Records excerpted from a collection
= = = =

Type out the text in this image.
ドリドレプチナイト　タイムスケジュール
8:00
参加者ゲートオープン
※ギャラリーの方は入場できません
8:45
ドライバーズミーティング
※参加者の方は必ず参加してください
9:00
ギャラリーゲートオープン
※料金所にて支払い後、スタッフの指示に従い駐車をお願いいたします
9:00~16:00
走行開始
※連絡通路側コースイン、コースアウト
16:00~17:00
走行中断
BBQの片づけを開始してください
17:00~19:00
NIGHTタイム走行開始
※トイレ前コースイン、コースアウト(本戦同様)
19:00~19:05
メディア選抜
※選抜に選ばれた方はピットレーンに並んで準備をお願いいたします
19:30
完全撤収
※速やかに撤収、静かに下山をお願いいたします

= = = =

Exercise: Find all lines where the word "コースアウト" appears. Copy them.

Result of this task:
※連絡通路側コースイン、コースアウト
※トイレ前コースイン、コースアウト(本戦同様)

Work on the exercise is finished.